Stored entries
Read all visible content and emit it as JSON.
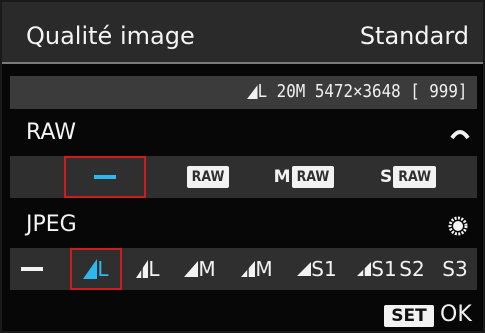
{
  "header": {
    "title": "Qualité image",
    "mode": "Standard"
  },
  "info": {
    "quality_icon": "large-fine-icon",
    "text": "L 20M 5472×3648 [ 999]"
  },
  "raw": {
    "label": "RAW",
    "dial_icon": "main-dial-icon",
    "options": [
      {
        "label": "—",
        "icon": "none-dash",
        "selected": true
      },
      {
        "label": "RAW",
        "prefix": "",
        "selected": false
      },
      {
        "label": "RAW",
        "prefix": "M",
        "selected": false
      },
      {
        "label": "RAW",
        "prefix": "S",
        "selected": false
      }
    ]
  },
  "jpeg": {
    "label": "JPEG",
    "dial_icon": "quick-control-dial-icon",
    "options": [
      {
        "label": "—",
        "icon": "none-dash",
        "selected": false
      },
      {
        "label": "L",
        "icon": "fine-icon",
        "selected": true
      },
      {
        "label": "L",
        "icon": "normal-icon",
        "selected": false
      },
      {
        "label": "M",
        "icon": "fine-icon",
        "selected": false
      },
      {
        "label": "M",
        "icon": "normal-icon",
        "selected": false
      },
      {
        "label": "S1",
        "icon": "fine-icon",
        "selected": false
      },
      {
        "label": "S1",
        "icon": "normal-icon",
        "selected": false
      },
      {
        "label": "S2",
        "icon": "",
        "selected": false
      },
      {
        "label": "S3",
        "icon": "",
        "selected": false
      }
    ]
  },
  "footer": {
    "set_label": "SET",
    "ok_label": "OK"
  },
  "colors": {
    "accent": "#2fb7f0",
    "selection": "#d01c1c",
    "header_bg": "#2a2a2a",
    "row_bg": "#2f2f2f"
  }
}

● GIVEN TASK
Output every entry exactly as given; pictures are not part of the copy.

● EXERCISE ANSWER
Read all visible content and emit it as JSON.
{
  "header": {
    "title": "Qualité image",
    "mode": "Standard"
  },
  "info": {
    "quality_icon": "large-fine-icon",
    "text": "L 20M 5472×3648 [ 999]"
  },
  "raw": {
    "label": "RAW",
    "dial_icon": "main-dial-icon",
    "options": [
      {
        "label": "—",
        "icon": "none-dash",
        "selected": true
      },
      {
        "label": "RAW",
        "prefix": "",
        "selected": false
      },
      {
        "label": "RAW",
        "prefix": "M",
        "selected": false
      },
      {
        "label": "RAW",
        "prefix": "S",
        "selected": false
      }
    ]
  },
  "jpeg": {
    "label": "JPEG",
    "dial_icon": "quick-control-dial-icon",
    "options": [
      {
        "label": "—",
        "icon": "none-dash",
        "selected": false
      },
      {
        "label": "L",
        "icon": "fine-icon",
        "selected": true
      },
      {
        "label": "L",
        "icon": "normal-icon",
        "selected": false
      },
      {
        "label": "M",
        "icon": "fine-icon",
        "selected": false
      },
      {
        "label": "M",
        "icon": "normal-icon",
        "selected": false
      },
      {
        "label": "S1",
        "icon": "fine-icon",
        "selected": false
      },
      {
        "label": "S1",
        "icon": "normal-icon",
        "selected": false
      },
      {
        "label": "S2",
        "icon": "",
        "selected": false
      },
      {
        "label": "S3",
        "icon": "",
        "selected": false
      }
    ]
  },
  "footer": {
    "set_label": "SET",
    "ok_label": "OK"
  },
  "colors": {
    "accent": "#2fb7f0",
    "selection": "#d01c1c",
    "header_bg": "#2a2a2a",
    "row_bg": "#2f2f2f"
  }
}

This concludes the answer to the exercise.